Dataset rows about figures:
● ● ● ●

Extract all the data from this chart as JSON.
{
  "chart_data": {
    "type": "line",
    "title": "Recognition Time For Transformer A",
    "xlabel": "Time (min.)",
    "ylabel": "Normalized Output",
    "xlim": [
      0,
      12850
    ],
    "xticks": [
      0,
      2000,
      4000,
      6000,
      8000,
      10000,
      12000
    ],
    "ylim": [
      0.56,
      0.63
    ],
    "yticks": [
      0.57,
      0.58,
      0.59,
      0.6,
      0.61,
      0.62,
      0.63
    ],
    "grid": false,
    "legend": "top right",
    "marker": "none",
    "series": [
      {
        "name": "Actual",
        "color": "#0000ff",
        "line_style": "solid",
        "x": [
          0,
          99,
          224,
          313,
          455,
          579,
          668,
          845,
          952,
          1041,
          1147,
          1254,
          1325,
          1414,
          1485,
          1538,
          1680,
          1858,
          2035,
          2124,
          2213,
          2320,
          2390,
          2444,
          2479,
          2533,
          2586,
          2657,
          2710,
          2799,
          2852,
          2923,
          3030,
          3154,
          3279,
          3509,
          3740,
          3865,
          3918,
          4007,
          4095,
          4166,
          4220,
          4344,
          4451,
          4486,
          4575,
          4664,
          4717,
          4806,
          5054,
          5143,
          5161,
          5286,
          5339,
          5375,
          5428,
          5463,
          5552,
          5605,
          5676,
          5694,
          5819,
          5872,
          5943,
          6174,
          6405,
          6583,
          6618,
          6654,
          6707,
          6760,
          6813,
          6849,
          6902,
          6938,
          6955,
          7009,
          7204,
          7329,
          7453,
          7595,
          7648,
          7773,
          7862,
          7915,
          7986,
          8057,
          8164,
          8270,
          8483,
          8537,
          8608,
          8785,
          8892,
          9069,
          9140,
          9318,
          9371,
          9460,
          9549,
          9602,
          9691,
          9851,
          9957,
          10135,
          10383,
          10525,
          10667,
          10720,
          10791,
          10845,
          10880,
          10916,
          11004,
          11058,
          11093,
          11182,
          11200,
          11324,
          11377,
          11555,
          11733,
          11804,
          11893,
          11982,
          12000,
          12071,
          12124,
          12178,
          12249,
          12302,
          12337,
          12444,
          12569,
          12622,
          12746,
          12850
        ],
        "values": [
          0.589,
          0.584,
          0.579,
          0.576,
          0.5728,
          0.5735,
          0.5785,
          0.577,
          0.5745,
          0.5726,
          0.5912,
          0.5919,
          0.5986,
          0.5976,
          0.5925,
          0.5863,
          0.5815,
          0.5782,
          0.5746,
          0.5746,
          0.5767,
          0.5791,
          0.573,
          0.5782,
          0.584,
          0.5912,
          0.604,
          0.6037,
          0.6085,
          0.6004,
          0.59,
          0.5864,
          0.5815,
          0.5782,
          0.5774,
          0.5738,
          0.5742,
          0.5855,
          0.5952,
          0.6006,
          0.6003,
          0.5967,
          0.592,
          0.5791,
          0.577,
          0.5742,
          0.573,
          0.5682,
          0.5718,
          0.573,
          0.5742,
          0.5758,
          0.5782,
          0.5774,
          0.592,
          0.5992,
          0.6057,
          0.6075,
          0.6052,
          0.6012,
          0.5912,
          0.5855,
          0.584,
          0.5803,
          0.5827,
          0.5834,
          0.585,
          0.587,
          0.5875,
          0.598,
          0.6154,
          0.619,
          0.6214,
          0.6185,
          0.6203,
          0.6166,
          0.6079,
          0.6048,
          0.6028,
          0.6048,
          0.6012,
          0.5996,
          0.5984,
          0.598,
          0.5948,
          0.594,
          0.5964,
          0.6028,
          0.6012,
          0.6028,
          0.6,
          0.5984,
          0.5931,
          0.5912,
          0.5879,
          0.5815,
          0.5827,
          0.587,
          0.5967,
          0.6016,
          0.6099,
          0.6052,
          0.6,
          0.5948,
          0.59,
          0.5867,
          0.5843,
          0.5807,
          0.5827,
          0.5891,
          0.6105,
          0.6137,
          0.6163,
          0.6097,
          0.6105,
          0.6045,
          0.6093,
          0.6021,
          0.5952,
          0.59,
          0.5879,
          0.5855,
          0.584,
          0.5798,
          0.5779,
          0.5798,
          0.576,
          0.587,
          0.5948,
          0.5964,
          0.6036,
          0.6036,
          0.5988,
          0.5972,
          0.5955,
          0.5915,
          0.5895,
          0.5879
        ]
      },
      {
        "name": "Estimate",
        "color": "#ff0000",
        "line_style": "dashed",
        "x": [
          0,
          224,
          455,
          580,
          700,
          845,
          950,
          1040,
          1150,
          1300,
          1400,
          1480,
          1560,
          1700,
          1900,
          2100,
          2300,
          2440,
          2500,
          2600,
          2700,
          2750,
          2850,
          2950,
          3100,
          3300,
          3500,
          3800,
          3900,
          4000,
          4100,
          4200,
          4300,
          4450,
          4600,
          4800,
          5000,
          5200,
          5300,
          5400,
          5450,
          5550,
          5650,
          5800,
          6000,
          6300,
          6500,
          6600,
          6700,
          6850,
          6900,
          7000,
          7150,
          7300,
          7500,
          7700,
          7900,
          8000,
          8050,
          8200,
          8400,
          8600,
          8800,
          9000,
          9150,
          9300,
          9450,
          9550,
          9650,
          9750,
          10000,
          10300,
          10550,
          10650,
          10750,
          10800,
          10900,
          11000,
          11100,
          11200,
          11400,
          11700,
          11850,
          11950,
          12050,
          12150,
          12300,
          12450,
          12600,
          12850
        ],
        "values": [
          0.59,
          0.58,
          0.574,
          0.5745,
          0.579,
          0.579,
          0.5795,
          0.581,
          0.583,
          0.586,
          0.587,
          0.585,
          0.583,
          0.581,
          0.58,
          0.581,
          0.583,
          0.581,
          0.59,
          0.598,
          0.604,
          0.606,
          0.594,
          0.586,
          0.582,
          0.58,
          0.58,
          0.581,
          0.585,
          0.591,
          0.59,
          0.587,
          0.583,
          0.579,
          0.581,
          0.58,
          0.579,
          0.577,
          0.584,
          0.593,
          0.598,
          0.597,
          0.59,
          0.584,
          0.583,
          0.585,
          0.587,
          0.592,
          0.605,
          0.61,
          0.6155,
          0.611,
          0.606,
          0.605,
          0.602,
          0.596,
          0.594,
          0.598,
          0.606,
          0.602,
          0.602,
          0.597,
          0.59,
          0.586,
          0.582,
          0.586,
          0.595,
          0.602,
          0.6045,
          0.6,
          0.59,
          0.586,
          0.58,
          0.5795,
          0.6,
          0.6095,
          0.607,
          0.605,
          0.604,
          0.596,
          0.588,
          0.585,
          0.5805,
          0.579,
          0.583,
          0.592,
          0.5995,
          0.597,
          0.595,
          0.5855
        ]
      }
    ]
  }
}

● ● ● ●

Stated exercise:
Output all of the data again. Match it exactly.

Exercise output:
Extract all the data from this chart as JSON.
{
  "chart_data": {
    "type": "line",
    "title": "Recognition Time For Transformer A",
    "xlabel": "Time (min.)",
    "ylabel": "Normalized Output",
    "xlim": [
      0,
      12850
    ],
    "xticks": [
      0,
      2000,
      4000,
      6000,
      8000,
      10000,
      12000
    ],
    "ylim": [
      0.56,
      0.63
    ],
    "yticks": [
      0.57,
      0.58,
      0.59,
      0.6,
      0.61,
      0.62,
      0.63
    ],
    "grid": false,
    "legend": "top right",
    "marker": "none",
    "series": [
      {
        "name": "Actual",
        "color": "#0000ff",
        "line_style": "solid",
        "x": [
          0,
          99,
          224,
          313,
          455,
          579,
          668,
          845,
          952,
          1041,
          1147,
          1254,
          1325,
          1414,
          1485,
          1538,
          1680,
          1858,
          2035,
          2124,
          2213,
          2320,
          2390,
          2444,
          2479,
          2533,
          2586,
          2657,
          2710,
          2799,
          2852,
          2923,
          3030,
          3154,
          3279,
          3509,
          3740,
          3865,
          3918,
          4007,
          4095,
          4166,
          4220,
          4344,
          4451,
          4486,
          4575,
          4664,
          4717,
          4806,
          5054,
          5143,
          5161,
          5286,
          5339,
          5375,
          5428,
          5463,
          5552,
          5605,
          5676,
          5694,
          5819,
          5872,
          5943,
          6174,
          6405,
          6583,
          6618,
          6654,
          6707,
          6760,
          6813,
          6849,
          6902,
          6938,
          6955,
          7009,
          7204,
          7329,
          7453,
          7595,
          7648,
          7773,
          7862,
          7915,
          7986,
          8057,
          8164,
          8270,
          8483,
          8537,
          8608,
          8785,
          8892,
          9069,
          9140,
          9318,
          9371,
          9460,
          9549,
          9602,
          9691,
          9851,
          9957,
          10135,
          10383,
          10525,
          10667,
          10720,
          10791,
          10845,
          10880,
          10916,
          11004,
          11058,
          11093,
          11182,
          11200,
          11324,
          11377,
          11555,
          11733,
          11804,
          11893,
          11982,
          12000,
          12071,
          12124,
          12178,
          12249,
          12302,
          12337,
          12444,
          12569,
          12622,
          12746,
          12850
        ],
        "values": [
          0.589,
          0.584,
          0.579,
          0.576,
          0.5728,
          0.5735,
          0.5785,
          0.577,
          0.5745,
          0.5726,
          0.5912,
          0.5919,
          0.5986,
          0.5976,
          0.5925,
          0.5863,
          0.5815,
          0.5782,
          0.5746,
          0.5746,
          0.5767,
          0.5791,
          0.573,
          0.5782,
          0.584,
          0.5912,
          0.604,
          0.6037,
          0.6085,
          0.6004,
          0.59,
          0.5864,
          0.5815,
          0.5782,
          0.5774,
          0.5738,
          0.5742,
          0.5855,
          0.5952,
          0.6006,
          0.6003,
          0.5967,
          0.592,
          0.5791,
          0.577,
          0.5742,
          0.573,
          0.5682,
          0.5718,
          0.573,
          0.5742,
          0.5758,
          0.5782,
          0.5774,
          0.592,
          0.5992,
          0.6057,
          0.6075,
          0.6052,
          0.6012,
          0.5912,
          0.5855,
          0.584,
          0.5803,
          0.5827,
          0.5834,
          0.585,
          0.587,
          0.5875,
          0.598,
          0.6154,
          0.619,
          0.6214,
          0.6185,
          0.6203,
          0.6166,
          0.6079,
          0.6048,
          0.6028,
          0.6048,
          0.6012,
          0.5996,
          0.5984,
          0.598,
          0.5948,
          0.594,
          0.5964,
          0.6028,
          0.6012,
          0.6028,
          0.6,
          0.5984,
          0.5931,
          0.5912,
          0.5879,
          0.5815,
          0.5827,
          0.587,
          0.5967,
          0.6016,
          0.6099,
          0.6052,
          0.6,
          0.5948,
          0.59,
          0.5867,
          0.5843,
          0.5807,
          0.5827,
          0.5891,
          0.6105,
          0.6137,
          0.6163,
          0.6097,
          0.6105,
          0.6045,
          0.6093,
          0.6021,
          0.5952,
          0.59,
          0.5879,
          0.5855,
          0.584,
          0.5798,
          0.5779,
          0.5798,
          0.576,
          0.587,
          0.5948,
          0.5964,
          0.6036,
          0.6036,
          0.5988,
          0.5972,
          0.5955,
          0.5915,
          0.5895,
          0.5879
        ]
      },
      {
        "name": "Estimate",
        "color": "#ff0000",
        "line_style": "dashed",
        "x": [
          0,
          224,
          455,
          580,
          700,
          845,
          950,
          1040,
          1150,
          1300,
          1400,
          1480,
          1560,
          1700,
          1900,
          2100,
          2300,
          2440,
          2500,
          2600,
          2700,
          2750,
          2850,
          2950,
          3100,
          3300,
          3500,
          3800,
          3900,
          4000,
          4100,
          4200,
          4300,
          4450,
          4600,
          4800,
          5000,
          5200,
          5300,
          5400,
          5450,
          5550,
          5650,
          5800,
          6000,
          6300,
          6500,
          6600,
          6700,
          6850,
          6900,
          7000,
          7150,
          7300,
          7500,
          7700,
          7900,
          8000,
          8050,
          8200,
          8400,
          8600,
          8800,
          9000,
          9150,
          9300,
          9450,
          9550,
          9650,
          9750,
          10000,
          10300,
          10550,
          10650,
          10750,
          10800,
          10900,
          11000,
          11100,
          11200,
          11400,
          11700,
          11850,
          11950,
          12050,
          12150,
          12300,
          12450,
          12600,
          12850
        ],
        "values": [
          0.59,
          0.58,
          0.574,
          0.5745,
          0.579,
          0.579,
          0.5795,
          0.581,
          0.583,
          0.586,
          0.587,
          0.585,
          0.583,
          0.581,
          0.58,
          0.581,
          0.583,
          0.581,
          0.59,
          0.598,
          0.604,
          0.606,
          0.594,
          0.586,
          0.582,
          0.58,
          0.58,
          0.581,
          0.585,
          0.591,
          0.59,
          0.587,
          0.583,
          0.579,
          0.581,
          0.58,
          0.579,
          0.577,
          0.584,
          0.593,
          0.598,
          0.597,
          0.59,
          0.584,
          0.583,
          0.585,
          0.587,
          0.592,
          0.605,
          0.61,
          0.6155,
          0.611,
          0.606,
          0.605,
          0.602,
          0.596,
          0.594,
          0.598,
          0.606,
          0.602,
          0.602,
          0.597,
          0.59,
          0.586,
          0.582,
          0.586,
          0.595,
          0.602,
          0.6045,
          0.6,
          0.59,
          0.586,
          0.58,
          0.5795,
          0.6,
          0.6095,
          0.607,
          0.605,
          0.604,
          0.596,
          0.588,
          0.585,
          0.5805,
          0.579,
          0.583,
          0.592,
          0.5995,
          0.597,
          0.595,
          0.5855
        ]
      }
    ]
  }
}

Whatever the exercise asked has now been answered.